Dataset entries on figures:
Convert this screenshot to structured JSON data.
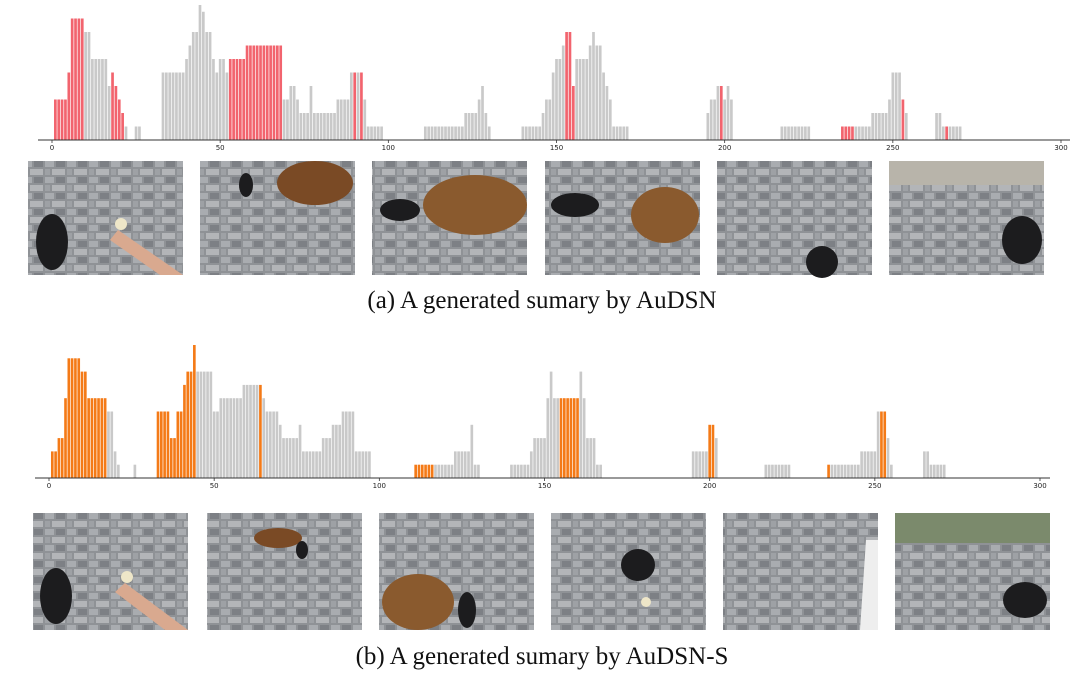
{
  "chart_data": [
    {
      "type": "bar",
      "title": "(a) A generated sumary by AuDSN",
      "xlim": [
        0,
        300
      ],
      "xticks": [
        0,
        50,
        100,
        150,
        200,
        250,
        300
      ],
      "ylim": [
        0,
        1
      ],
      "color": "#c9c9c9",
      "highlight_color": "#f2646e",
      "highlight_ranges": [
        [
          1,
          9
        ],
        [
          18,
          21
        ],
        [
          53,
          68
        ],
        [
          90,
          90
        ],
        [
          92,
          92
        ],
        [
          153,
          155
        ],
        [
          199,
          199
        ],
        [
          235,
          238
        ],
        [
          253,
          253
        ],
        [
          266,
          266
        ]
      ],
      "values": [
        0,
        0.3,
        0.3,
        0.3,
        0.3,
        0.5,
        0.9,
        0.9,
        0.9,
        0.9,
        0.8,
        0.8,
        0.6,
        0.6,
        0.6,
        0.6,
        0.6,
        0.4,
        0.5,
        0.4,
        0.3,
        0.2,
        0.1,
        0,
        0,
        0.1,
        0.1,
        0,
        0,
        0,
        0,
        0,
        0,
        0.5,
        0.5,
        0.5,
        0.5,
        0.5,
        0.5,
        0.5,
        0.6,
        0.7,
        0.8,
        0.8,
        1.0,
        0.95,
        0.8,
        0.8,
        0.6,
        0.5,
        0.6,
        0.6,
        0.5,
        0.6,
        0.6,
        0.6,
        0.6,
        0.6,
        0.7,
        0.7,
        0.7,
        0.7,
        0.7,
        0.7,
        0.7,
        0.7,
        0.7,
        0.7,
        0.7,
        0.3,
        0.3,
        0.4,
        0.4,
        0.3,
        0.2,
        0.2,
        0.2,
        0.4,
        0.2,
        0.2,
        0.2,
        0.2,
        0.2,
        0.2,
        0.2,
        0.3,
        0.3,
        0.3,
        0.3,
        0.5,
        0.5,
        0.5,
        0.5,
        0.3,
        0.1,
        0.1,
        0.1,
        0.1,
        0.1,
        0,
        0,
        0,
        0,
        0,
        0,
        0,
        0,
        0,
        0,
        0,
        0,
        0.1,
        0.1,
        0.1,
        0.1,
        0.1,
        0.1,
        0.1,
        0.1,
        0.1,
        0.1,
        0.1,
        0.1,
        0.2,
        0.2,
        0.2,
        0.2,
        0.3,
        0.4,
        0.2,
        0.1,
        0,
        0,
        0,
        0,
        0,
        0,
        0,
        0,
        0,
        0.1,
        0.1,
        0.1,
        0.1,
        0.1,
        0.1,
        0.2,
        0.3,
        0.3,
        0.5,
        0.6,
        0.6,
        0.7,
        0.8,
        0.8,
        0.4,
        0.6,
        0.6,
        0.6,
        0.6,
        0.7,
        0.8,
        0.7,
        0.7,
        0.5,
        0.4,
        0.3,
        0.1,
        0.1,
        0.1,
        0.1,
        0.1,
        0,
        0,
        0,
        0,
        0,
        0,
        0,
        0,
        0,
        0,
        0,
        0,
        0,
        0,
        0,
        0,
        0,
        0,
        0,
        0,
        0,
        0,
        0,
        0.2,
        0.3,
        0.3,
        0.4,
        0.4,
        0.3,
        0.4,
        0.3,
        0,
        0,
        0,
        0,
        0,
        0,
        0,
        0,
        0,
        0,
        0,
        0,
        0,
        0,
        0.1,
        0.1,
        0.1,
        0.1,
        0.1,
        0.1,
        0.1,
        0.1,
        0.1,
        0,
        0,
        0,
        0,
        0,
        0,
        0,
        0,
        0,
        0.1,
        0.1,
        0.1,
        0.1,
        0.1,
        0.1,
        0.1,
        0.1,
        0.1,
        0.2,
        0.2,
        0.2,
        0.2,
        0.2,
        0.3,
        0.5,
        0.5,
        0.5,
        0.3,
        0.2,
        0,
        0,
        0,
        0,
        0,
        0,
        0,
        0,
        0.2,
        0.2,
        0.1,
        0.1,
        0.1,
        0.1,
        0.1,
        0.1,
        0
      ]
    },
    {
      "type": "bar",
      "title": "(b) A generated sumary by AuDSN-S",
      "xlim": [
        0,
        300
      ],
      "xticks": [
        0,
        50,
        100,
        150,
        200,
        250,
        300
      ],
      "ylim": [
        0,
        1
      ],
      "color": "#c9c9c9",
      "highlight_color": "#f47a17",
      "highlight_ranges": [
        [
          1,
          17
        ],
        [
          33,
          44
        ],
        [
          64,
          64
        ],
        [
          111,
          116
        ],
        [
          155,
          160
        ],
        [
          200,
          201
        ],
        [
          236,
          236
        ],
        [
          252,
          253
        ]
      ],
      "values": [
        0,
        0.2,
        0.2,
        0.3,
        0.3,
        0.6,
        0.9,
        0.9,
        0.9,
        0.9,
        0.8,
        0.8,
        0.6,
        0.6,
        0.6,
        0.6,
        0.6,
        0.6,
        0.5,
        0.5,
        0.2,
        0.1,
        0,
        0,
        0,
        0,
        0.1,
        0,
        0,
        0,
        0,
        0,
        0,
        0.5,
        0.5,
        0.5,
        0.5,
        0.3,
        0.3,
        0.5,
        0.5,
        0.7,
        0.8,
        0.8,
        1.0,
        0.8,
        0.8,
        0.8,
        0.8,
        0.8,
        0.5,
        0.5,
        0.6,
        0.6,
        0.6,
        0.6,
        0.6,
        0.6,
        0.6,
        0.7,
        0.7,
        0.7,
        0.7,
        0.7,
        0.7,
        0.6,
        0.5,
        0.5,
        0.5,
        0.5,
        0.4,
        0.3,
        0.3,
        0.3,
        0.3,
        0.3,
        0.4,
        0.2,
        0.2,
        0.2,
        0.2,
        0.2,
        0.2,
        0.3,
        0.3,
        0.3,
        0.4,
        0.4,
        0.4,
        0.5,
        0.5,
        0.5,
        0.5,
        0.2,
        0.2,
        0.2,
        0.2,
        0.2,
        0,
        0,
        0,
        0,
        0,
        0,
        0,
        0,
        0,
        0,
        0,
        0,
        0,
        0.1,
        0.1,
        0.1,
        0.1,
        0.1,
        0.1,
        0.1,
        0.1,
        0.1,
        0.1,
        0.1,
        0.1,
        0.2,
        0.2,
        0.2,
        0.2,
        0.2,
        0.4,
        0.1,
        0.1,
        0,
        0,
        0,
        0,
        0,
        0,
        0,
        0,
        0,
        0.1,
        0.1,
        0.1,
        0.1,
        0.1,
        0.1,
        0.2,
        0.3,
        0.3,
        0.3,
        0.3,
        0.6,
        0.8,
        0.6,
        0.6,
        0.6,
        0.6,
        0.6,
        0.6,
        0.6,
        0.6,
        0.8,
        0.6,
        0.3,
        0.3,
        0.3,
        0.1,
        0.1,
        0,
        0,
        0,
        0,
        0,
        0,
        0,
        0,
        0,
        0,
        0,
        0,
        0,
        0,
        0,
        0,
        0,
        0,
        0,
        0,
        0,
        0,
        0,
        0,
        0,
        0,
        0,
        0.2,
        0.2,
        0.2,
        0.2,
        0.2,
        0.4,
        0.4,
        0.3,
        0,
        0,
        0,
        0,
        0,
        0,
        0,
        0,
        0,
        0,
        0,
        0,
        0,
        0,
        0.1,
        0.1,
        0.1,
        0.1,
        0.1,
        0.1,
        0.1,
        0.1,
        0,
        0,
        0,
        0,
        0,
        0,
        0,
        0,
        0,
        0,
        0,
        0.1,
        0.1,
        0.1,
        0.1,
        0.1,
        0.1,
        0.1,
        0.1,
        0.1,
        0.1,
        0.2,
        0.2,
        0.2,
        0.2,
        0.2,
        0.5,
        0.5,
        0.5,
        0.3,
        0.1,
        0,
        0,
        0,
        0,
        0,
        0,
        0,
        0,
        0,
        0.2,
        0.2,
        0.1,
        0.1,
        0.1,
        0.1,
        0.1
      ]
    }
  ]
}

> **To be done**: In the material above, show every line where the word "title" turns up.

> **Full output**:
      "title": "(a) A generated sumary by AuDSN",
      "title": "(b) A generated sumary by AuDSN-S",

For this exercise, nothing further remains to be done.